Reply with nothing except the number of lines that contain the word "document".

====== Excerpted records

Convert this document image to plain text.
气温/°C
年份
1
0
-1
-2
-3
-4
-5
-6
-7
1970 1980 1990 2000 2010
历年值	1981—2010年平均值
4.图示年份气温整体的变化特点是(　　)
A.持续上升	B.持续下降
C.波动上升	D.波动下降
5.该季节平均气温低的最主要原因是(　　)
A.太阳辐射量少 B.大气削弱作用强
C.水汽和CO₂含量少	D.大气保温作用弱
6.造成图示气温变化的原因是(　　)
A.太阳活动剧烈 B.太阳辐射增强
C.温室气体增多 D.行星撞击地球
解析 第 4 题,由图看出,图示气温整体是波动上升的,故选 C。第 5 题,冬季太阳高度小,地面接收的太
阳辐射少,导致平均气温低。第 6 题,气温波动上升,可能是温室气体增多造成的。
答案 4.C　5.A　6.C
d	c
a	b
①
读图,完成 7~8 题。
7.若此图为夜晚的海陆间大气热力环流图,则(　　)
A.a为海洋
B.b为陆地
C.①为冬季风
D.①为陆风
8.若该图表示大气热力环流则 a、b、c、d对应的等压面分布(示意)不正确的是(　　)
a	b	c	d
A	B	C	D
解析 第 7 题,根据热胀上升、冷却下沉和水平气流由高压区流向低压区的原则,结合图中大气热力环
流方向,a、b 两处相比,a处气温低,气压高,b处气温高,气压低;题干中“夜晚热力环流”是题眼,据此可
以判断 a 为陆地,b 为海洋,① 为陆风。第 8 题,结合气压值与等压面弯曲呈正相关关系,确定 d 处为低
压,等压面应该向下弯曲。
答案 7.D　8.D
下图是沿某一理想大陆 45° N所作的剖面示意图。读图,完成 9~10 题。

============
====== Excerpted records

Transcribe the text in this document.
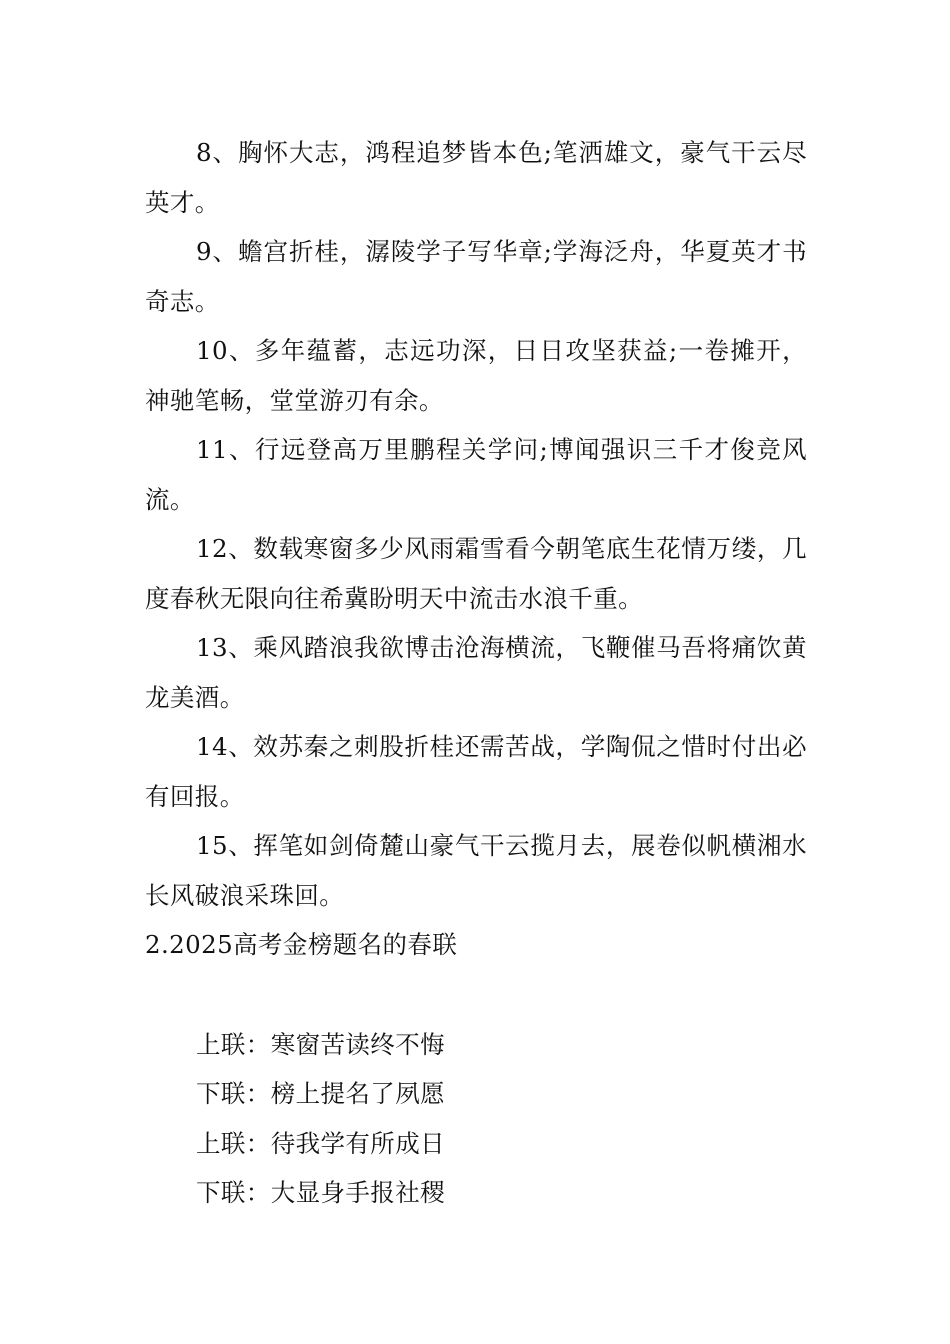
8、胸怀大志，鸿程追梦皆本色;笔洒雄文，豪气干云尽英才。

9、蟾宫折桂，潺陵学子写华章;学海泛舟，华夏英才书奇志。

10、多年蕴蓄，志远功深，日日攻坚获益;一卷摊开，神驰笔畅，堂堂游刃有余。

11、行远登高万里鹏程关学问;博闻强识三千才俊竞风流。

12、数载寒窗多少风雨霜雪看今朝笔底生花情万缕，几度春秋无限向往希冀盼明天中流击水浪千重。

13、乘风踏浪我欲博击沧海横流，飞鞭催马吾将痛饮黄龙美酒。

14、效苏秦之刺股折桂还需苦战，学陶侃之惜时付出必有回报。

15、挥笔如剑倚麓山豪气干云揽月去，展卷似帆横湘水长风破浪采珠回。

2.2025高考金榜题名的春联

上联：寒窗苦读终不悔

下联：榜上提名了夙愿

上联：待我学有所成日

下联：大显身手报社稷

============

• Exercise answer: 2